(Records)
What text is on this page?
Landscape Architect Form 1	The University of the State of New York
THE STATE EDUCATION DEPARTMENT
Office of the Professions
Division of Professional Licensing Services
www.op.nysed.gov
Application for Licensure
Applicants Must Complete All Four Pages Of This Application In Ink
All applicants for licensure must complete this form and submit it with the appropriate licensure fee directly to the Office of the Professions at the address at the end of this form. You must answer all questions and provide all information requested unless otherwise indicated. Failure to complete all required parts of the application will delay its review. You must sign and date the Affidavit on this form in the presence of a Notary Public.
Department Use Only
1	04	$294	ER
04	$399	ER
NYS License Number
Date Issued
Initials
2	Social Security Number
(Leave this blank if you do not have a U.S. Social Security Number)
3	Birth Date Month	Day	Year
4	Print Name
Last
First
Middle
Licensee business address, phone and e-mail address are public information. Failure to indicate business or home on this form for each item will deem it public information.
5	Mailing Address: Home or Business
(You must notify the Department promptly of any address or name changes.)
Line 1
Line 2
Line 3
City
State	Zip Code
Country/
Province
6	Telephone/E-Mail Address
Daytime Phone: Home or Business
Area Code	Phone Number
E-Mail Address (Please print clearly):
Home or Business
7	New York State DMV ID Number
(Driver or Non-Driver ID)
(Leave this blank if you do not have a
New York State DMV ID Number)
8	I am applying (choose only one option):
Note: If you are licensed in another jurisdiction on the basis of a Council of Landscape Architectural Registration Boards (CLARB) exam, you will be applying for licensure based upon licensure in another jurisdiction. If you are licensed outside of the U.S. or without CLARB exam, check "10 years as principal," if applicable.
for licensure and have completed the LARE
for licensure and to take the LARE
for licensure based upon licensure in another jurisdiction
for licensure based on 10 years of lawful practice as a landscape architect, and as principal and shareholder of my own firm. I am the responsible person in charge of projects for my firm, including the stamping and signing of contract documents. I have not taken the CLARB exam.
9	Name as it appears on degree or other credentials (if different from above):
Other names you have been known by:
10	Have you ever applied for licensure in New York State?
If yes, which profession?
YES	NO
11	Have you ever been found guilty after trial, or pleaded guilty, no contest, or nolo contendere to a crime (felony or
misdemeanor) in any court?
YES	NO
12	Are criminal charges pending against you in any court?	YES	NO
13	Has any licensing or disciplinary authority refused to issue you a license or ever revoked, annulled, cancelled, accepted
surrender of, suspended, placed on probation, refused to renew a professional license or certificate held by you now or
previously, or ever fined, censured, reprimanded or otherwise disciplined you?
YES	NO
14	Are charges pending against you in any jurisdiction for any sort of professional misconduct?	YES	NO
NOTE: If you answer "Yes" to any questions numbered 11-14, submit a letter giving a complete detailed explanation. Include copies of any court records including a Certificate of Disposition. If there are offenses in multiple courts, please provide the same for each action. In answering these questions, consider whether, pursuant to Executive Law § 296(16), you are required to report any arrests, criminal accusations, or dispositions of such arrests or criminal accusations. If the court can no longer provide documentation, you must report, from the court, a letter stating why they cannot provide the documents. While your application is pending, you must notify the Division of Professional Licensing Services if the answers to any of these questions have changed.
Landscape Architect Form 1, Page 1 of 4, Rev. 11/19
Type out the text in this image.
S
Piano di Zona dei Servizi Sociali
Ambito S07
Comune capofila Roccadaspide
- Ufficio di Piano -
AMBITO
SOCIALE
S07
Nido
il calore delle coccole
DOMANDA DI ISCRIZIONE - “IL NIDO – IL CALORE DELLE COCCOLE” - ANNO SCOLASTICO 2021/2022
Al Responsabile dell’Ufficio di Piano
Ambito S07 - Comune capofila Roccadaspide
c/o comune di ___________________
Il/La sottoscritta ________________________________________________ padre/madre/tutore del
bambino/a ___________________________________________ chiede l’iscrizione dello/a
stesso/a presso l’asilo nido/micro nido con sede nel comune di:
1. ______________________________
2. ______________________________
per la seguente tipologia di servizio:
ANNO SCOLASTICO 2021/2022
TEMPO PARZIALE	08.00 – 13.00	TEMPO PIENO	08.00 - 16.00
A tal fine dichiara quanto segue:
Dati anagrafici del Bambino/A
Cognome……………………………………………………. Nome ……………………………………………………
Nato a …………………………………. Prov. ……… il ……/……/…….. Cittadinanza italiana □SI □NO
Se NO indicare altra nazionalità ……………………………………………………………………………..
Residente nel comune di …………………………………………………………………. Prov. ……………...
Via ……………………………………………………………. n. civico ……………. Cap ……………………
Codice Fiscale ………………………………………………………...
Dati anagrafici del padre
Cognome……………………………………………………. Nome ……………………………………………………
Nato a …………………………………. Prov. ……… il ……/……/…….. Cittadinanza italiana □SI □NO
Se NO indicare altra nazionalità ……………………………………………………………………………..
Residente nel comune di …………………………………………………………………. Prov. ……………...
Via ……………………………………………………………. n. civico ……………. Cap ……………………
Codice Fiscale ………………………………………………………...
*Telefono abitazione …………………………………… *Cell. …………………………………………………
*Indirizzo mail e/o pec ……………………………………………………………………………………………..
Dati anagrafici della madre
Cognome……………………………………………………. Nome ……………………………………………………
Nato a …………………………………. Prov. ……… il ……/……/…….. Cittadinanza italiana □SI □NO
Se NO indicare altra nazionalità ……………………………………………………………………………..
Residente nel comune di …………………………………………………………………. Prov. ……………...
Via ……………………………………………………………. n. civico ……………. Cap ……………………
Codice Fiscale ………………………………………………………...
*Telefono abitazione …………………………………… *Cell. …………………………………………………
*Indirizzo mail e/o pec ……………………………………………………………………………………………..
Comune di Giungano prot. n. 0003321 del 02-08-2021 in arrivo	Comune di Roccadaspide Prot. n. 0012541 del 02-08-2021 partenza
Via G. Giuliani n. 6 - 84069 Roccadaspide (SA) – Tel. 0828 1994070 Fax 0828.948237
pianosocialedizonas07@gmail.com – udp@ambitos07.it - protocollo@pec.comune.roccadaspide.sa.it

**What is required:**
Every entry must be output again, exactly as written above.

**Expected answer:**
What text is on this page?
Landscape Architect Form 1	The University of the State of New York
THE STATE EDUCATION DEPARTMENT
Office of the Professions
Division of Professional Licensing Services
www.op.nysed.gov
Application for Licensure
Applicants Must Complete All Four Pages Of This Application In Ink
All applicants for licensure must complete this form and submit it with the appropriate licensure fee directly to the Office of the Professions at the address at the end of this form. You must answer all questions and provide all information requested unless otherwise indicated. Failure to complete all required parts of the application will delay its review. You must sign and date the Affidavit on this form in the presence of a Notary Public.
Department Use Only
1	04	$294	ER
04	$399	ER
NYS License Number
Date Issued
Initials
2	Social Security Number
(Leave this blank if you do not have a U.S. Social Security Number)
3	Birth Date Month	Day	Year
4	Print Name
Last
First
Middle
Licensee business address, phone and e-mail address are public information. Failure to indicate business or home on this form for each item will deem it public information.
5	Mailing Address: Home or Business
(You must notify the Department promptly of any address or name changes.)
Line 1
Line 2
Line 3
City
State	Zip Code
Country/
Province
6	Telephone/E-Mail Address
Daytime Phone: Home or Business
Area Code	Phone Number
E-Mail Address (Please print clearly):
Home or Business
7	New York State DMV ID Number
(Driver or Non-Driver ID)
(Leave this blank if you do not have a
New York State DMV ID Number)
8	I am applying (choose only one option):
Note: If you are licensed in another jurisdiction on the basis of a Council of Landscape Architectural Registration Boards (CLARB) exam, you will be applying for licensure based upon licensure in another jurisdiction. If you are licensed outside of the U.S. or without CLARB exam, check "10 years as principal," if applicable.
for licensure and have completed the LARE
for licensure and to take the LARE
for licensure based upon licensure in another jurisdiction
for licensure based on 10 years of lawful practice as a landscape architect, and as principal and shareholder of my own firm. I am the responsible person in charge of projects for my firm, including the stamping and signing of contract documents. I have not taken the CLARB exam.
9	Name as it appears on degree or other credentials (if different from above):
Other names you have been known by:
10	Have you ever applied for licensure in New York State?
If yes, which profession?
YES	NO
11	Have you ever been found guilty after trial, or pleaded guilty, no contest, or nolo contendere to a crime (felony or
misdemeanor) in any court?
YES	NO
12	Are criminal charges pending against you in any court?	YES	NO
13	Has any licensing or disciplinary authority refused to issue you a license or ever revoked, annulled, cancelled, accepted
surrender of, suspended, placed on probation, refused to renew a professional license or certificate held by you now or
previously, or ever fined, censured, reprimanded or otherwise disciplined you?
YES	NO
14	Are charges pending against you in any jurisdiction for any sort of professional misconduct?	YES	NO
NOTE: If you answer "Yes" to any questions numbered 11-14, submit a letter giving a complete detailed explanation. Include copies of any court records including a Certificate of Disposition. If there are offenses in multiple courts, please provide the same for each action. In answering these questions, consider whether, pursuant to Executive Law § 296(16), you are required to report any arrests, criminal accusations, or dispositions of such arrests or criminal accusations. If the court can no longer provide documentation, you must report, from the court, a letter stating why they cannot provide the documents. While your application is pending, you must notify the Division of Professional Licensing Services if the answers to any of these questions have changed.
Landscape Architect Form 1, Page 1 of 4, Rev. 11/19
Type out the text in this image.
S
Piano di Zona dei Servizi Sociali
Ambito S07
Comune capofila Roccadaspide
- Ufficio di Piano -
AMBITO
SOCIALE
S07
Nido
il calore delle coccole
DOMANDA DI ISCRIZIONE - “IL NIDO – IL CALORE DELLE COCCOLE” - ANNO SCOLASTICO 2021/2022
Al Responsabile dell’Ufficio di Piano
Ambito S07 - Comune capofila Roccadaspide
c/o comune di ___________________
Il/La sottoscritta ________________________________________________ padre/madre/tutore del
bambino/a ___________________________________________ chiede l’iscrizione dello/a
stesso/a presso l’asilo nido/micro nido con sede nel comune di:
1. ______________________________
2. ______________________________
per la seguente tipologia di servizio:
ANNO SCOLASTICO 2021/2022
TEMPO PARZIALE	08.00 – 13.00	TEMPO PIENO	08.00 - 16.00
A tal fine dichiara quanto segue:
Dati anagrafici del Bambino/A
Cognome……………………………………………………. Nome ……………………………………………………
Nato a …………………………………. Prov. ……… il ……/……/…….. Cittadinanza italiana □SI □NO
Se NO indicare altra nazionalità ……………………………………………………………………………..
Residente nel comune di …………………………………………………………………. Prov. ……………...
Via ……………………………………………………………. n. civico ……………. Cap ……………………
Codice Fiscale ………………………………………………………...
Dati anagrafici del padre
Cognome……………………………………………………. Nome ……………………………………………………
Nato a …………………………………. Prov. ……… il ……/……/…….. Cittadinanza italiana □SI □NO
Se NO indicare altra nazionalità ……………………………………………………………………………..
Residente nel comune di …………………………………………………………………. Prov. ……………...
Via ……………………………………………………………. n. civico ……………. Cap ……………………
Codice Fiscale ………………………………………………………...
*Telefono abitazione …………………………………… *Cell. …………………………………………………
*Indirizzo mail e/o pec ……………………………………………………………………………………………..
Dati anagrafici della madre
Cognome……………………………………………………. Nome ……………………………………………………
Nato a …………………………………. Prov. ……… il ……/……/…….. Cittadinanza italiana □SI □NO
Se NO indicare altra nazionalità ……………………………………………………………………………..
Residente nel comune di …………………………………………………………………. Prov. ……………...
Via ……………………………………………………………. n. civico ……………. Cap ……………………
Codice Fiscale ………………………………………………………...
*Telefono abitazione …………………………………… *Cell. …………………………………………………
*Indirizzo mail e/o pec ……………………………………………………………………………………………..
Comune di Giungano prot. n. 0003321 del 02-08-2021 in arrivo	Comune di Roccadaspide Prot. n. 0012541 del 02-08-2021 partenza
Via G. Giuliani n. 6 - 84069 Roccadaspide (SA) – Tel. 0828 1994070 Fax 0828.948237
pianosocialedizonas07@gmail.com – udp@ambitos07.it - protocollo@pec.comune.roccadaspide.sa.it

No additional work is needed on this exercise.